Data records
-- Begin --

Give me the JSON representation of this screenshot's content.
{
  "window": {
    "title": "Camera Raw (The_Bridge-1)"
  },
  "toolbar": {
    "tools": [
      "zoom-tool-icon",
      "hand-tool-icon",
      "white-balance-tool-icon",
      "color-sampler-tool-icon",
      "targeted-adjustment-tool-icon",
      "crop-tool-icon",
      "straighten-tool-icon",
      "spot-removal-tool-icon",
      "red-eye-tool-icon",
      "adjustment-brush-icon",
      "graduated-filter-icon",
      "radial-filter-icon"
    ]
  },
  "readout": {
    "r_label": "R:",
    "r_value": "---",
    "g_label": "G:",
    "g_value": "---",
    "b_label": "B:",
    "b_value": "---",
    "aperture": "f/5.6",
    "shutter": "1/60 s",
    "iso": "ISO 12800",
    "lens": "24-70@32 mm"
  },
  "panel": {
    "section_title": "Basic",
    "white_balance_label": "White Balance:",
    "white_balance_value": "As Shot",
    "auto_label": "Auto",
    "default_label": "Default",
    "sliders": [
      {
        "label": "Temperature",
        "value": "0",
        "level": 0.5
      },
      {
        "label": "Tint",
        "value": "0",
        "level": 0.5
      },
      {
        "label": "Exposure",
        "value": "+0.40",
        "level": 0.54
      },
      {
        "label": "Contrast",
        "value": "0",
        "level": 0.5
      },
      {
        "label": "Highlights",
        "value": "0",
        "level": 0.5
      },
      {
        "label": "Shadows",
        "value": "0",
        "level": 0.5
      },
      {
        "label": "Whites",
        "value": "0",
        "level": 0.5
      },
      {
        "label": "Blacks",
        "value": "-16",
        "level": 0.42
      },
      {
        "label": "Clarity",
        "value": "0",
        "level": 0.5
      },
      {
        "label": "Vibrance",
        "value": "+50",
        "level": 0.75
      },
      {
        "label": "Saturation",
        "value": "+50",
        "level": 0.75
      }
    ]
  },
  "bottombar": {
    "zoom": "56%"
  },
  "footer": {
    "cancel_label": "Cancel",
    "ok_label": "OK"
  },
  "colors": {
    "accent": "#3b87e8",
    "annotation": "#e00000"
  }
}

-- End --

TO BE DONE >> Output the listing above word for word.

THE RESULT >>
Give me the JSON representation of this screenshot's content.
{
  "window": {
    "title": "Camera Raw (The_Bridge-1)"
  },
  "toolbar": {
    "tools": [
      "zoom-tool-icon",
      "hand-tool-icon",
      "white-balance-tool-icon",
      "color-sampler-tool-icon",
      "targeted-adjustment-tool-icon",
      "crop-tool-icon",
      "straighten-tool-icon",
      "spot-removal-tool-icon",
      "red-eye-tool-icon",
      "adjustment-brush-icon",
      "graduated-filter-icon",
      "radial-filter-icon"
    ]
  },
  "readout": {
    "r_label": "R:",
    "r_value": "---",
    "g_label": "G:",
    "g_value": "---",
    "b_label": "B:",
    "b_value": "---",
    "aperture": "f/5.6",
    "shutter": "1/60 s",
    "iso": "ISO 12800",
    "lens": "24-70@32 mm"
  },
  "panel": {
    "section_title": "Basic",
    "white_balance_label": "White Balance:",
    "white_balance_value": "As Shot",
    "auto_label": "Auto",
    "default_label": "Default",
    "sliders": [
      {
        "label": "Temperature",
        "value": "0",
        "level": 0.5
      },
      {
        "label": "Tint",
        "value": "0",
        "level": 0.5
      },
      {
        "label": "Exposure",
        "value": "+0.40",
        "level": 0.54
      },
      {
        "label": "Contrast",
        "value": "0",
        "level": 0.5
      },
      {
        "label": "Highlights",
        "value": "0",
        "level": 0.5
      },
      {
        "label": "Shadows",
        "value": "0",
        "level": 0.5
      },
      {
        "label": "Whites",
        "value": "0",
        "level": 0.5
      },
      {
        "label": "Blacks",
        "value": "-16",
        "level": 0.42
      },
      {
        "label": "Clarity",
        "value": "0",
        "level": 0.5
      },
      {
        "label": "Vibrance",
        "value": "+50",
        "level": 0.75
      },
      {
        "label": "Saturation",
        "value": "+50",
        "level": 0.75
      }
    ]
  },
  "bottombar": {
    "zoom": "56%"
  },
  "footer": {
    "cancel_label": "Cancel",
    "ok_label": "OK"
  },
  "colors": {
    "accent": "#3b87e8",
    "annotation": "#e00000"
  }
}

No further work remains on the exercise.